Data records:
• • • • • • •
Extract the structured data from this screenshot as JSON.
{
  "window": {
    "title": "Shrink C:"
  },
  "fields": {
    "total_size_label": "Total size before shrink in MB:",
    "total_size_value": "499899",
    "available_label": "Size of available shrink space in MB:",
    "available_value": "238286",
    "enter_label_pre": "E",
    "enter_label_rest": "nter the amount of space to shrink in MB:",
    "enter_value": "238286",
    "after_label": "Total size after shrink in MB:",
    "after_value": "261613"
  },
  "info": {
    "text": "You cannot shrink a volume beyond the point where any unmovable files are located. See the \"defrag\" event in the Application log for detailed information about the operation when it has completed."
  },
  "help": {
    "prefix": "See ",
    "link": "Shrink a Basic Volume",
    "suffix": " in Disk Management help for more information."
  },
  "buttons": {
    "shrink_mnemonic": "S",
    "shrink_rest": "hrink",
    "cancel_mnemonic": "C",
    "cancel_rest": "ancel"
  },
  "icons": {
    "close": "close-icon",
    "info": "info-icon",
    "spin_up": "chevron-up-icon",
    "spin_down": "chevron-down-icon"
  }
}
• • • • • • •
* Stated exercise: Repeat every record, keeping each word and mark exactly as it is.

* Output of the exercise:
Extract the structured data from this screenshot as JSON.
{
  "window": {
    "title": "Shrink C:"
  },
  "fields": {
    "total_size_label": "Total size before shrink in MB:",
    "total_size_value": "499899",
    "available_label": "Size of available shrink space in MB:",
    "available_value": "238286",
    "enter_label_pre": "E",
    "enter_label_rest": "nter the amount of space to shrink in MB:",
    "enter_value": "238286",
    "after_label": "Total size after shrink in MB:",
    "after_value": "261613"
  },
  "info": {
    "text": "You cannot shrink a volume beyond the point where any unmovable files are located. See the \"defrag\" event in the Application log for detailed information about the operation when it has completed."
  },
  "help": {
    "prefix": "See ",
    "link": "Shrink a Basic Volume",
    "suffix": " in Disk Management help for more information."
  },
  "buttons": {
    "shrink_mnemonic": "S",
    "shrink_rest": "hrink",
    "cancel_mnemonic": "C",
    "cancel_rest": "ancel"
  },
  "icons": {
    "close": "close-icon",
    "info": "info-icon",
    "spin_up": "chevron-up-icon",
    "spin_down": "chevron-down-icon"
  }
}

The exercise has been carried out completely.